--- Task inputs ---

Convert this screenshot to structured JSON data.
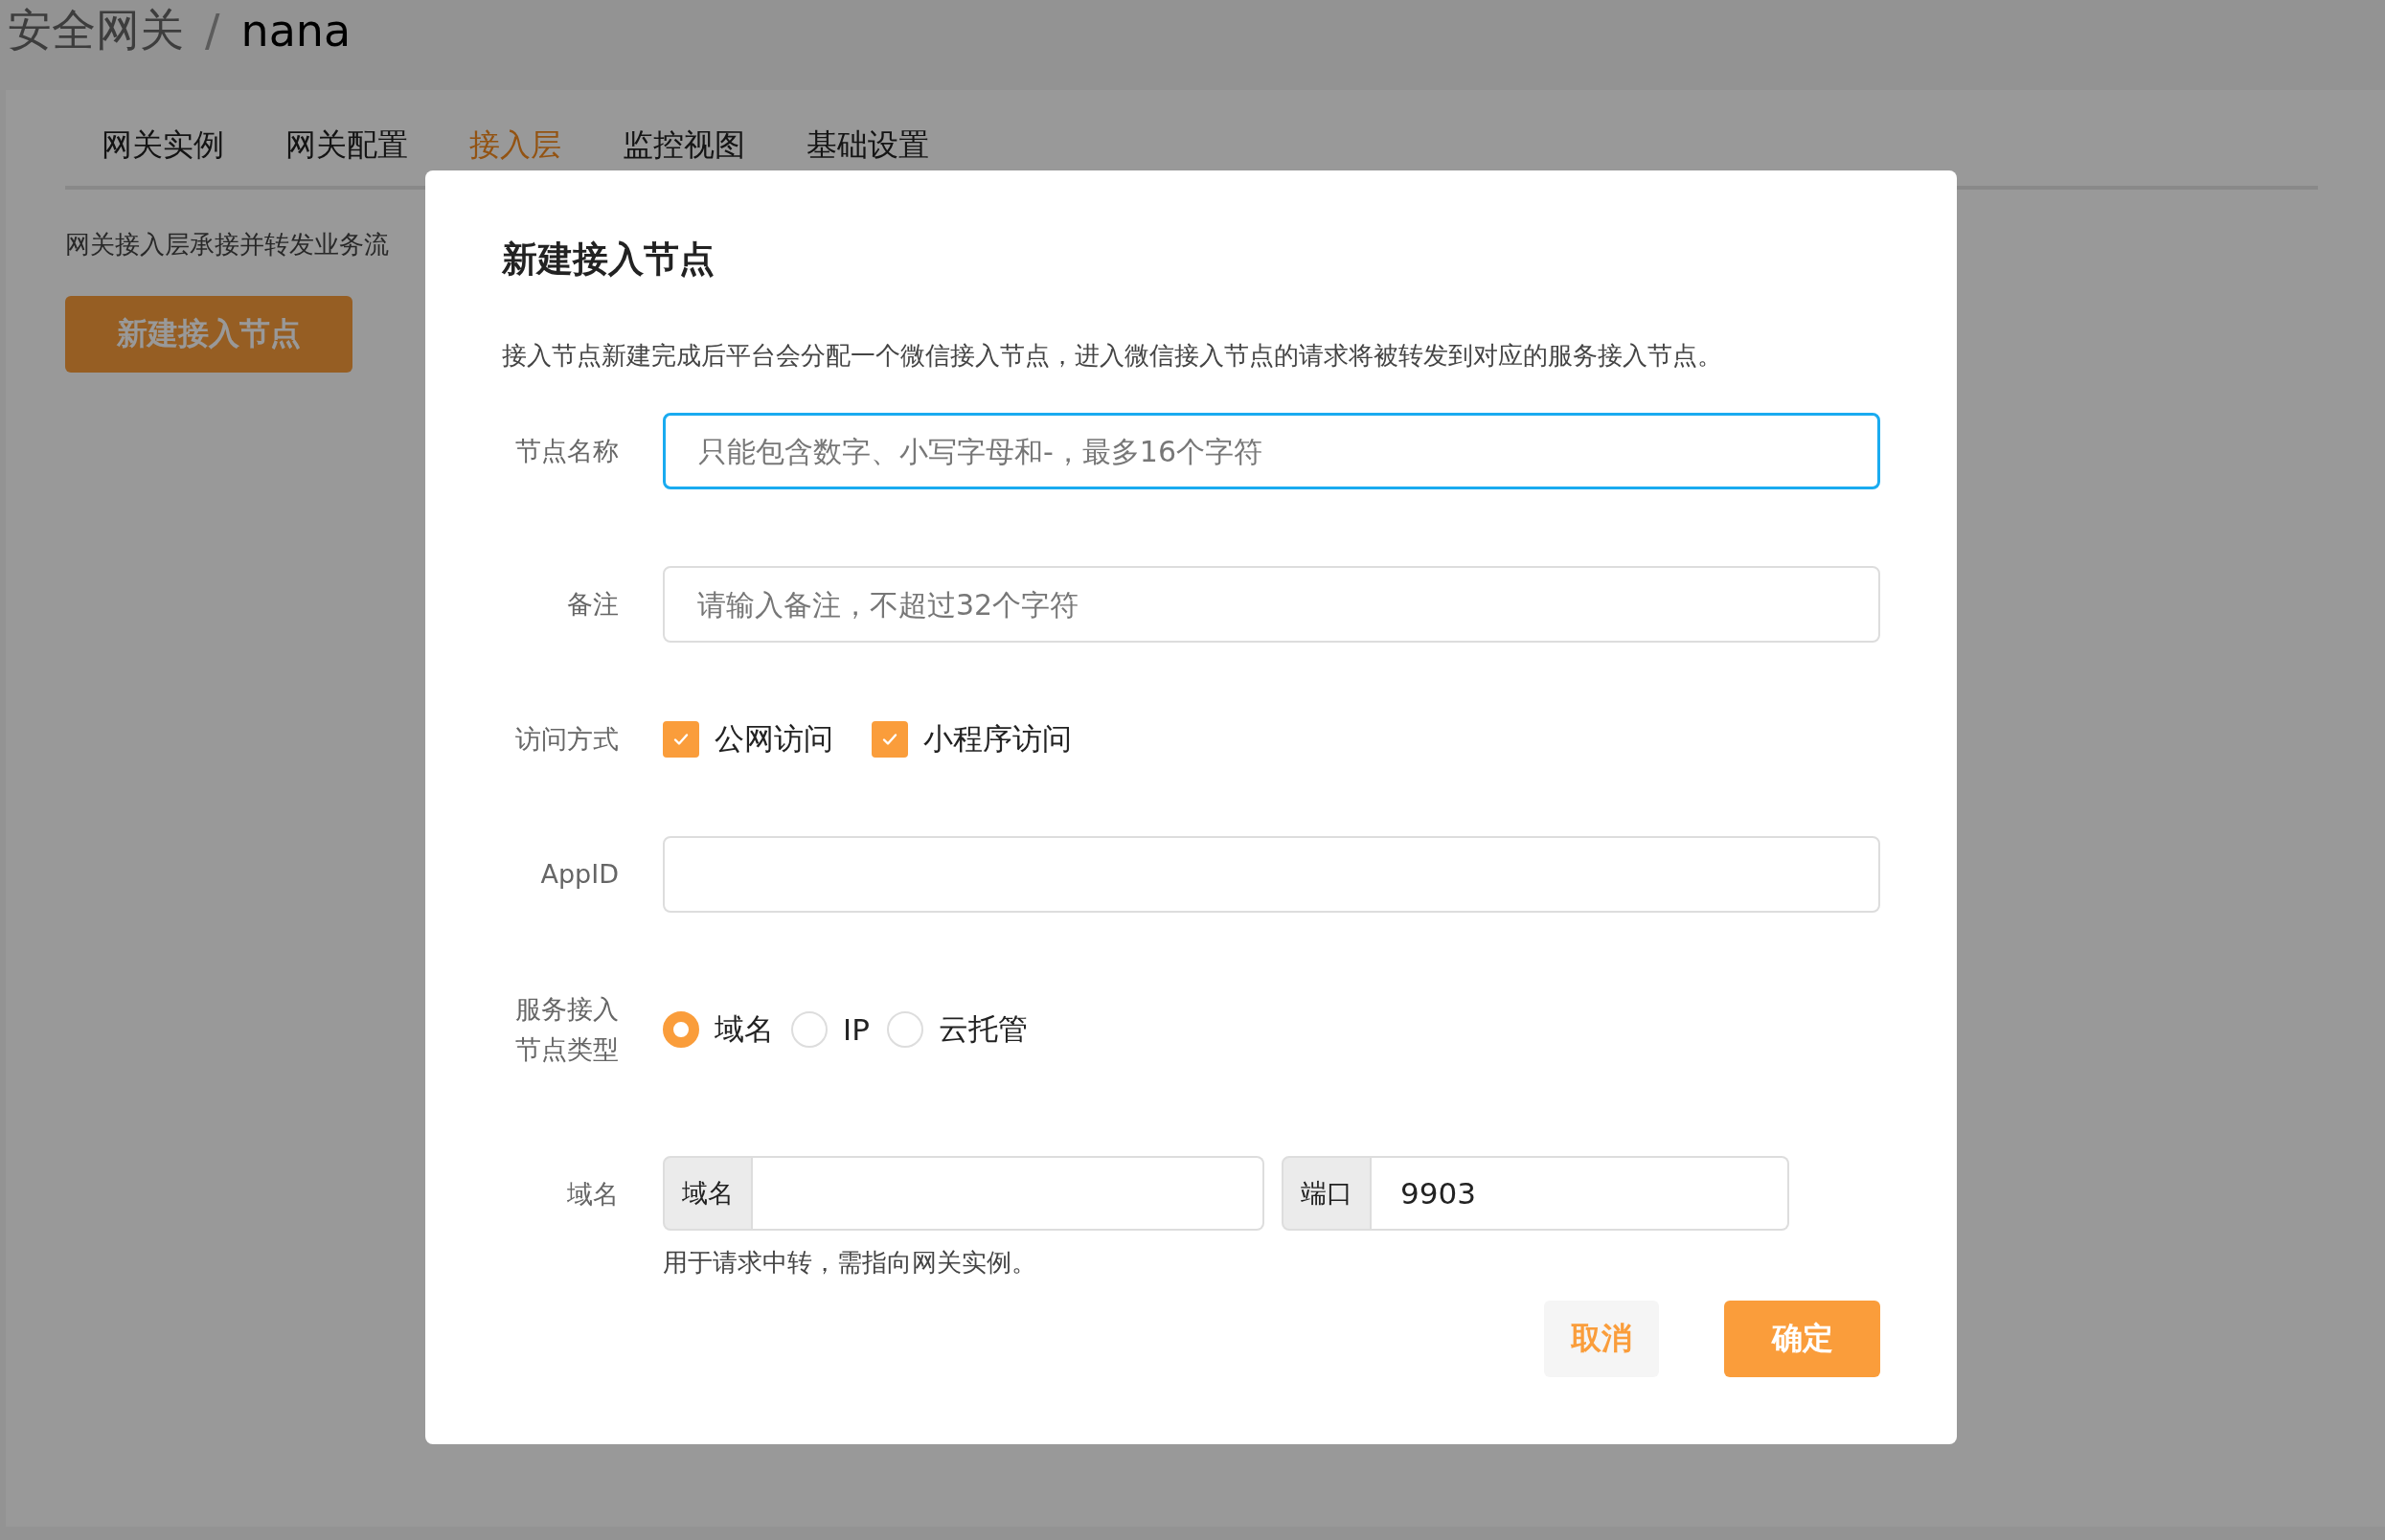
{
  "breadcrumb": {
    "parent": "安全网关",
    "separator": "/",
    "current": "nana"
  },
  "tabs": [
    {
      "label": "网关实例",
      "selected": false
    },
    {
      "label": "网关配置",
      "selected": false
    },
    {
      "label": "接入层",
      "selected": true
    },
    {
      "label": "监控视图",
      "selected": false
    },
    {
      "label": "基础设置",
      "selected": false
    }
  ],
  "page": {
    "description": "网关接入层承接并转发业务流",
    "create_button": "新建接入节点"
  },
  "dialog": {
    "title": "新建接入节点",
    "description": "接入节点新建完成后平台会分配一个微信接入节点，进入微信接入节点的请求将被转发到对应的服务接入节点。",
    "fields": [
      {
        "kind": "text",
        "label": "节点名称",
        "placeholder": "只能包含数字、小写字母和-，最多16个字符",
        "focused": true
      },
      {
        "kind": "text",
        "label": "备注",
        "placeholder": "请输入备注，不超过32个字符",
        "focused": false
      },
      {
        "kind": "checkbox",
        "label": "访问方式",
        "options": [
          {
            "label": "公网访问",
            "checked": true
          },
          {
            "label": "小程序访问",
            "checked": true
          }
        ]
      },
      {
        "kind": "text",
        "label": "AppID",
        "focused": false
      },
      {
        "kind": "radio",
        "label": "服务接入节点类型",
        "options": [
          {
            "label": "域名",
            "selected": true
          },
          {
            "label": "IP",
            "selected": false
          },
          {
            "label": "云托管",
            "selected": false
          }
        ]
      },
      {
        "kind": "addon",
        "label": "域名",
        "groups": [
          {
            "addon": "域名"
          },
          {
            "addon": "端口",
            "value": "9903"
          }
        ],
        "hint": "用于请求中转，需指向网关实例。"
      }
    ],
    "buttons": [
      {
        "label": "取消",
        "kind": "secondary"
      },
      {
        "label": "确定",
        "kind": "primary"
      }
    ]
  }
}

---

= Exercise objective =
Return all of the data exactly as written, and drop the pictures.

= Problem solution =
Convert this screenshot to structured JSON data.
{
  "breadcrumb": {
    "parent": "安全网关",
    "separator": "/",
    "current": "nana"
  },
  "tabs": [
    {
      "label": "网关实例",
      "selected": false
    },
    {
      "label": "网关配置",
      "selected": false
    },
    {
      "label": "接入层",
      "selected": true
    },
    {
      "label": "监控视图",
      "selected": false
    },
    {
      "label": "基础设置",
      "selected": false
    }
  ],
  "page": {
    "description": "网关接入层承接并转发业务流",
    "create_button": "新建接入节点"
  },
  "dialog": {
    "title": "新建接入节点",
    "description": "接入节点新建完成后平台会分配一个微信接入节点，进入微信接入节点的请求将被转发到对应的服务接入节点。",
    "fields": [
      {
        "kind": "text",
        "label": "节点名称",
        "placeholder": "只能包含数字、小写字母和-，最多16个字符",
        "focused": true
      },
      {
        "kind": "text",
        "label": "备注",
        "placeholder": "请输入备注，不超过32个字符",
        "focused": false
      },
      {
        "kind": "checkbox",
        "label": "访问方式",
        "options": [
          {
            "label": "公网访问",
            "checked": true
          },
          {
            "label": "小程序访问",
            "checked": true
          }
        ]
      },
      {
        "kind": "text",
        "label": "AppID",
        "focused": false
      },
      {
        "kind": "radio",
        "label": "服务接入节点类型",
        "options": [
          {
            "label": "域名",
            "selected": true
          },
          {
            "label": "IP",
            "selected": false
          },
          {
            "label": "云托管",
            "selected": false
          }
        ]
      },
      {
        "kind": "addon",
        "label": "域名",
        "groups": [
          {
            "addon": "域名"
          },
          {
            "addon": "端口",
            "value": "9903"
          }
        ],
        "hint": "用于请求中转，需指向网关实例。"
      }
    ],
    "buttons": [
      {
        "label": "取消",
        "kind": "secondary"
      },
      {
        "label": "确定",
        "kind": "primary"
      }
    ]
  }
}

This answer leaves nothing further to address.